**Task statement**
Restate the records that follow word for word; no pictures should appear.

**Source records**
□ □ □

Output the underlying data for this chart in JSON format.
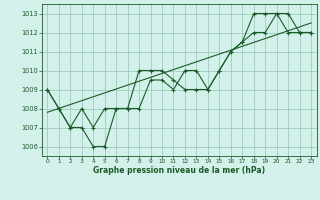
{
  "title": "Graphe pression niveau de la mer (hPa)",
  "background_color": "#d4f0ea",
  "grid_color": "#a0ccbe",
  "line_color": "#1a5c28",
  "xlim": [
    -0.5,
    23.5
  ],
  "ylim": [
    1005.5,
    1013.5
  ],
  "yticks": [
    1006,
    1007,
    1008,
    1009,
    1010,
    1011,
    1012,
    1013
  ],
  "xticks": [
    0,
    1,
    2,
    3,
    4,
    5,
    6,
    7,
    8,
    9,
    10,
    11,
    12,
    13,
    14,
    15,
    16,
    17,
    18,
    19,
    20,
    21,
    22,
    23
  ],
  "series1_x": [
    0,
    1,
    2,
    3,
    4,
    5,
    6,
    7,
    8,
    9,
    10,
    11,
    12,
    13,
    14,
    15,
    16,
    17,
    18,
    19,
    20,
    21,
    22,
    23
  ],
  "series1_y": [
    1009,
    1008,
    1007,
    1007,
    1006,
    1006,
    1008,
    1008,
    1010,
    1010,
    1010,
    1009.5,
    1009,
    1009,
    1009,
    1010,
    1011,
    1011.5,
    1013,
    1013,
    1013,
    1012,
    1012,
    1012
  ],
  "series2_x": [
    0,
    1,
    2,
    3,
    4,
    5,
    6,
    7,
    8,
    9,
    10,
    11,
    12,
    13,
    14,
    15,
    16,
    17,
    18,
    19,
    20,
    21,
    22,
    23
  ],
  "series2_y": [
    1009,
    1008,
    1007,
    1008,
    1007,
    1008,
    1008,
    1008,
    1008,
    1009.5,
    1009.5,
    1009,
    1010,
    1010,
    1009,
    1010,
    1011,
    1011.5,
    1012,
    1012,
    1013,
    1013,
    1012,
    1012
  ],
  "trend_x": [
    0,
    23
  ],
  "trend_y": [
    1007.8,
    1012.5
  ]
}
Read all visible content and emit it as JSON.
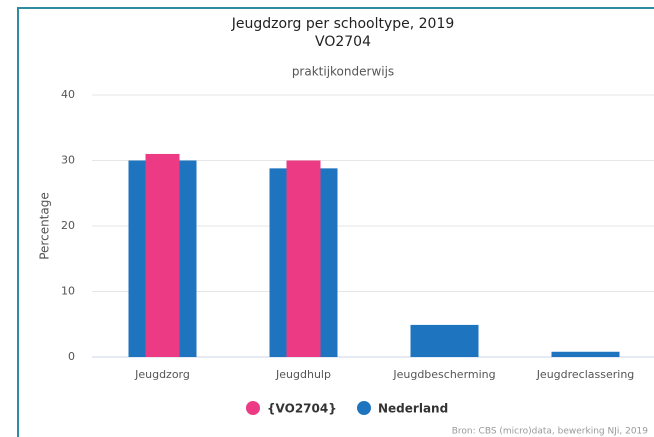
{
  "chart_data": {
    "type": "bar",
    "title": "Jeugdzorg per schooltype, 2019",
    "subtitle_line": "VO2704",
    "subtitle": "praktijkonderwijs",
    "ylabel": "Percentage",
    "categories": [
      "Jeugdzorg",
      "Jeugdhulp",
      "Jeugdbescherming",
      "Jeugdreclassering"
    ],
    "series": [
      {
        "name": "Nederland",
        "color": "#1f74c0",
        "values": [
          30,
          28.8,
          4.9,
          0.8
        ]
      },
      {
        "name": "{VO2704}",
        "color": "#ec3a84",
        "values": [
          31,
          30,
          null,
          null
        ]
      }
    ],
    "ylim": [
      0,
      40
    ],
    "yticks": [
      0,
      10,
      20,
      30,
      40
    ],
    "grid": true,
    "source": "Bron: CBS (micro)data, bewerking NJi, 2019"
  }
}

□ □ □

**Response to the exercise**
Output the underlying data for this chart in JSON format.
{
  "title": "Graphe pression niveau de la mer (hPa)",
  "background_color": "#d4f0ea",
  "grid_color": "#a0ccbe",
  "line_color": "#1a5c28",
  "xlim": [
    -0.5,
    23.5
  ],
  "ylim": [
    1005.5,
    1013.5
  ],
  "yticks": [
    1006,
    1007,
    1008,
    1009,
    1010,
    1011,
    1012,
    1013
  ],
  "xticks": [
    0,
    1,
    2,
    3,
    4,
    5,
    6,
    7,
    8,
    9,
    10,
    11,
    12,
    13,
    14,
    15,
    16,
    17,
    18,
    19,
    20,
    21,
    22,
    23
  ],
  "series1_x": [
    0,
    1,
    2,
    3,
    4,
    5,
    6,
    7,
    8,
    9,
    10,
    11,
    12,
    13,
    14,
    15,
    16,
    17,
    18,
    19,
    20,
    21,
    22,
    23
  ],
  "series1_y": [
    1009,
    1008,
    1007,
    1007,
    1006,
    1006,
    1008,
    1008,
    1010,
    1010,
    1010,
    1009.5,
    1009,
    1009,
    1009,
    1010,
    1011,
    1011.5,
    1013,
    1013,
    1013,
    1012,
    1012,
    1012
  ],
  "series2_x": [
    0,
    1,
    2,
    3,
    4,
    5,
    6,
    7,
    8,
    9,
    10,
    11,
    12,
    13,
    14,
    15,
    16,
    17,
    18,
    19,
    20,
    21,
    22,
    23
  ],
  "series2_y": [
    1009,
    1008,
    1007,
    1008,
    1007,
    1008,
    1008,
    1008,
    1008,
    1009.5,
    1009.5,
    1009,
    1010,
    1010,
    1009,
    1010,
    1011,
    1011.5,
    1012,
    1012,
    1013,
    1013,
    1012,
    1012
  ],
  "trend_x": [
    0,
    23
  ],
  "trend_y": [
    1007.8,
    1012.5
  ]
}
Read all visible content and emit it as JSON.
{
  "chart_data": {
    "type": "bar",
    "title": "Jeugdzorg per schooltype, 2019",
    "subtitle_line": "VO2704",
    "subtitle": "praktijkonderwijs",
    "ylabel": "Percentage",
    "categories": [
      "Jeugdzorg",
      "Jeugdhulp",
      "Jeugdbescherming",
      "Jeugdreclassering"
    ],
    "series": [
      {
        "name": "Nederland",
        "color": "#1f74c0",
        "values": [
          30,
          28.8,
          4.9,
          0.8
        ]
      },
      {
        "name": "{VO2704}",
        "color": "#ec3a84",
        "values": [
          31,
          30,
          null,
          null
        ]
      }
    ],
    "ylim": [
      0,
      40
    ],
    "yticks": [
      0,
      10,
      20,
      30,
      40
    ],
    "grid": true,
    "source": "Bron: CBS (micro)data, bewerking NJi, 2019"
  }
}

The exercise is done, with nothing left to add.